Edit the material below so that every "Далее" becomes "Продолжить", and leave everything else unchanged.

• **Data supplied**:
───
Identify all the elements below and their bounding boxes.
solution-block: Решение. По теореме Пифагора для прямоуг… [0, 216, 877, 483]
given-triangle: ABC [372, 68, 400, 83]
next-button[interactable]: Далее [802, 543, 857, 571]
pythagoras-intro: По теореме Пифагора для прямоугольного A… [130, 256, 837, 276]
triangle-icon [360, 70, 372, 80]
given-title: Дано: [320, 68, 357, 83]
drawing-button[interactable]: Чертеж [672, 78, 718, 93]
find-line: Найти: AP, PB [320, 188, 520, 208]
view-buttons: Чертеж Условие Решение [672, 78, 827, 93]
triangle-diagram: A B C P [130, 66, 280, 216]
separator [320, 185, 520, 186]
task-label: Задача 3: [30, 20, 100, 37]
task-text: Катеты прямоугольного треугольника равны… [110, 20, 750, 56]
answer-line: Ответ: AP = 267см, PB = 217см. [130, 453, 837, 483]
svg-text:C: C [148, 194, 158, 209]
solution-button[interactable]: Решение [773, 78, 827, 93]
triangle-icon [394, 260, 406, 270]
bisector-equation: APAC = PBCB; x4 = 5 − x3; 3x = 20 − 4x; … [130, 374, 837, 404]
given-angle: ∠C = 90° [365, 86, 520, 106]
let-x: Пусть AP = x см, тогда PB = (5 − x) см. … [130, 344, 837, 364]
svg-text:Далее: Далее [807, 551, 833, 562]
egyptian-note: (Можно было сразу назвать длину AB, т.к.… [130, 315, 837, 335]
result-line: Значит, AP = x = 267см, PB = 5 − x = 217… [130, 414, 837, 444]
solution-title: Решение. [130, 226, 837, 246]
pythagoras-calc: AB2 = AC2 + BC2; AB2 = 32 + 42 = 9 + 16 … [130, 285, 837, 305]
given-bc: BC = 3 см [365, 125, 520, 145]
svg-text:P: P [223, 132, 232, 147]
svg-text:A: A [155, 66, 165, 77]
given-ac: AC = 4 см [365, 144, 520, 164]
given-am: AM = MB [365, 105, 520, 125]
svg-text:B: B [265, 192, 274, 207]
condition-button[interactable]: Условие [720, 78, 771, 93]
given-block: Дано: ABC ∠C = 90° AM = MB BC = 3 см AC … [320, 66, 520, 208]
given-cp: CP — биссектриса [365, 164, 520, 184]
───
• **Solution below**:
Identify all the elements below and their bounding boxes.
solution-block: Решение. По теореме Пифагора для прямоуг… [0, 216, 877, 483]
given-triangle: ABC [372, 68, 400, 83]
next-button[interactable]: Продолжить [802, 543, 857, 571]
pythagoras-intro: По теореме Пифагора для прямоугольного A… [130, 256, 837, 276]
triangle-icon [360, 70, 372, 80]
given-title: Дано: [320, 68, 357, 83]
drawing-button[interactable]: Чертеж [672, 78, 718, 93]
find-line: Найти: AP, PB [320, 188, 520, 208]
view-buttons: Чертеж Условие Решение [672, 78, 827, 93]
triangle-diagram: A B C P [130, 66, 280, 216]
separator [320, 185, 520, 186]
task-label: Задача 3: [30, 20, 100, 37]
task-text: Катеты прямоугольного треугольника равны… [110, 20, 750, 56]
answer-line: Ответ: AP = 267см, PB = 217см. [130, 453, 837, 483]
svg-text:C: C [148, 194, 158, 209]
solution-button[interactable]: Решение [773, 78, 827, 93]
triangle-icon [394, 260, 406, 270]
bisector-equation: APAC = PBCB; x4 = 5 − x3; 3x = 20 − 4x; … [130, 374, 837, 404]
given-angle: ∠C = 90° [365, 86, 520, 106]
let-x: Пусть AP = x см, тогда PB = (5 − x) см. … [130, 344, 837, 364]
svg-text:Продолжить: Продолжить [807, 551, 833, 562]
egyptian-note: (Можно было сразу назвать длину AB, т.к.… [130, 315, 837, 335]
result-line: Значит, AP = x = 267см, PB = 5 − x = 217… [130, 414, 837, 444]
solution-title: Решение. [130, 226, 837, 246]
pythagoras-calc: AB2 = AC2 + BC2; AB2 = 32 + 42 = 9 + 16 … [130, 285, 837, 305]
given-bc: BC = 3 см [365, 125, 520, 145]
svg-text:P: P [223, 132, 232, 147]
svg-text:A: A [155, 66, 165, 77]
given-ac: AC = 4 см [365, 144, 520, 164]
given-am: AM = MB [365, 105, 520, 125]
svg-text:B: B [265, 192, 274, 207]
condition-button[interactable]: Условие [720, 78, 771, 93]
given-block: Дано: ABC ∠C = 90° AM = MB BC = 3 см AC … [320, 66, 520, 208]
given-cp: CP — биссектриса [365, 164, 520, 184]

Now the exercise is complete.